■ Text to read ■
■ ■ ■ ■ ■ ■ ■
The pride flag, in the style of San Antonio’s official city flag with the Alamo inside a star, now waves atop City Hall below the American flag and above the Spurs flag.
This year marks 50 years since San Antonio’s first organized pride celebrations were held in 1976. It’s also the fifth year that the flag has flown atop City Hall.
“For five decades, our community has continued to stand strong and speak out and show up in courage, love, and pride,” said Michael Rendon, chair of San Antonio’s LGBTQIA Advisory Commission. "San Antonio has shown that visibility matters and raises the pride flag that sends a message to every LGBTQ person: you are welcome here, you are loved here, and you are valued here.”
Members of San Antonio's LGBT community, city council members, city staff, and Mayor Gina Ortiz Jones, the city’s first openly gay mayor, gathered on the steps of city hall. Jones said displaying the flag was a powerful reminder that people are seen by their city.
“I think it's also a powerful reminder and affirmation over the course of their life, all the progress they have seen,” she said. “Some of that, unfortunately, being wiped away, but all the more necessary to remind young people, in particular, of how far we've come, how much progress we have lost, unfortunately, just within these short last couple of years, and the importance of continuing to resist.”
■ ■ ■ ■ ■ ■ ■
■ Task instructions ■
1 – According to the article on the pride flag at San Antonio City Hall, in what year were the city's first organized pride celebrations held?
2 – Please quote the stretch of the pride flag article from "This year marks" through "by their city.".
3 – Write the next few sentences of the article on the pride flag at San Antonio City Hall, picking up after its last line.

■ Given data ■
■ ■ ■ ■ ■ ■ ■
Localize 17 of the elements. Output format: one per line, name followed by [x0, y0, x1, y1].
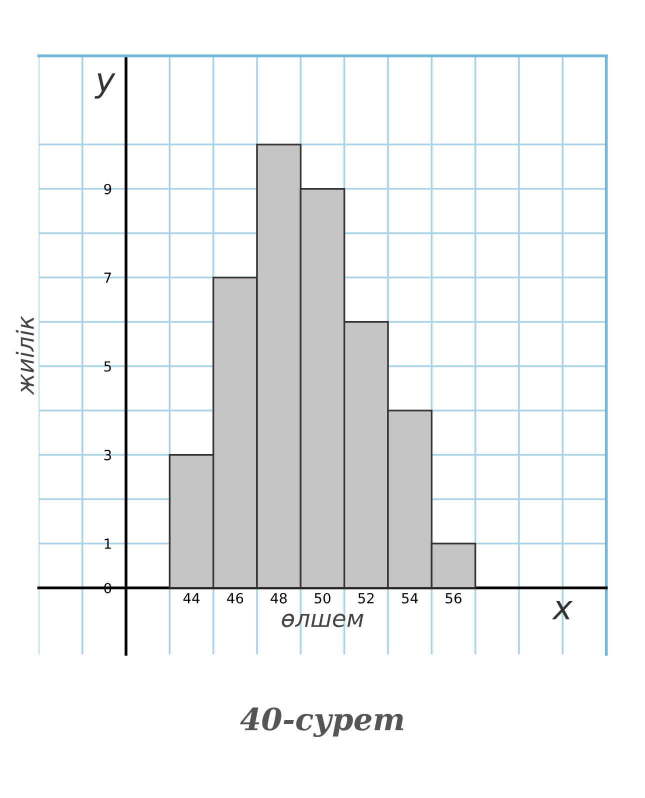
■ ■ ■ ■ ■ ■ ■
■ Solved problems ■
1 – 1976

2 –
This year marks 50 years since San Antonio’s first organized pride celebrations were held in 1976. It’s also the fifth year that the flag has flown atop City Hall.
“For five decades, our community has continued to stand strong and speak out and show up in courage, love, and pride,” said Michael Rendon, chair of San Antonio’s LGBTQIA Advisory Commission. "San Antonio has shown that visibility matters and raises the pride flag that sends a message to every LGBTQ person: you are welcome here, you are loved here, and you are valued here.”
Members of San Antonio's LGBT community, city council members, city staff, and Mayor Gina Ortiz Jones, the city’s first openly gay mayor, gathered on the steps of city hall. Jones said displaying the flag was a powerful reminder that people are seen by their city.

3 –
Pride celebrations are anchored to the June 1969 Stonewall Riots in New York City which saw the first gay pride marches held the following year. This year, however, raising the flag comes at a time when pride celebrations across the country face scaling back due to funding cuts fueled by political pressure.
In 2025, San Antonio designated Main Avenue as the Pride Cultural Heritage District. A few months later, cities across Texas were mandated to remove rainbow crosswalks under the direction of Gov. Greg Abbott or risk losing highway funding.
The City of San Antonio found a workaround. After the crosswalk was removed, the city instead installed rainbow sidewalks along two blocks of Main Avenue.
“We installed these sidewalks that said, ‘hey, you know, a little bit of malicious compliance, we'll do exactly what you said, but you ain't said nothing about these sidewalks,’” District 2 Councilman Jalen McKee-Rodriguez said. “it's things like that. We're going to have to continue to be strategic. We're going to have to continue to be creative and thoughtful about every step we take,”
San Antonio’s pride parade will be held on Sat. June 27.